--- Begin DATA EXCERPTS ---
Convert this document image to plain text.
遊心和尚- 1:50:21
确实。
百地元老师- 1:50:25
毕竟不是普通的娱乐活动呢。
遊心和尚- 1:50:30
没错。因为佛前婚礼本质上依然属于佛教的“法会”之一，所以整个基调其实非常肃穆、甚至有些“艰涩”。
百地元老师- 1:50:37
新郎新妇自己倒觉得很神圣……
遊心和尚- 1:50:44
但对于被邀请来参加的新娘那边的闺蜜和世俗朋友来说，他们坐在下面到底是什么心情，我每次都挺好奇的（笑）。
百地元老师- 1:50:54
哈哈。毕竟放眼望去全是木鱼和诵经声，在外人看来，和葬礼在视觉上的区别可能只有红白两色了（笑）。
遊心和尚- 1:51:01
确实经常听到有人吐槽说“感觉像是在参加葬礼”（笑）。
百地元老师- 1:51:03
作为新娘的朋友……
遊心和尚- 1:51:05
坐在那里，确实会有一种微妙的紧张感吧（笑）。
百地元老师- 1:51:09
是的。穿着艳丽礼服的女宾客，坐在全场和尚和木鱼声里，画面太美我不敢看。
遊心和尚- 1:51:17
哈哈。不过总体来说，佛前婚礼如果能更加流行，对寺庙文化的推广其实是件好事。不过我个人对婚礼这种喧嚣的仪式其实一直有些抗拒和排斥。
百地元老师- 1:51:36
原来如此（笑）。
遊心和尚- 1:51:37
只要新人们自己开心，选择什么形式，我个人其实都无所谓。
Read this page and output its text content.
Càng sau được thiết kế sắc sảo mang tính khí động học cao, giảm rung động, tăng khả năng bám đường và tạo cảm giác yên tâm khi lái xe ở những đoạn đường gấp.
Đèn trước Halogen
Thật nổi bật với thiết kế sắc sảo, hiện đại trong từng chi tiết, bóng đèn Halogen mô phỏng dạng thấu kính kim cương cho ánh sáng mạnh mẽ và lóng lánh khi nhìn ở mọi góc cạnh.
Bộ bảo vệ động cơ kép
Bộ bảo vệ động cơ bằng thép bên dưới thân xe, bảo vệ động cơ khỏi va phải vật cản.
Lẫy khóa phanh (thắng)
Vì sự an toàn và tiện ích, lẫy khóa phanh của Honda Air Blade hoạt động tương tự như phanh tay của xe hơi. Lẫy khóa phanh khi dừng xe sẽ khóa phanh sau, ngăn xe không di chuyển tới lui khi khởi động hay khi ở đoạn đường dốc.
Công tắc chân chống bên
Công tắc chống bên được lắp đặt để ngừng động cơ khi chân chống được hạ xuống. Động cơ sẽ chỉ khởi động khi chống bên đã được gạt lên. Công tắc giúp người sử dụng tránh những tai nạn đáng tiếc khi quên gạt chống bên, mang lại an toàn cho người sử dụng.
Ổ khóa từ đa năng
--- End DATA EXCERPTS ---
Determine how many lines above contain "this" as a word or string. Give the number alone.

2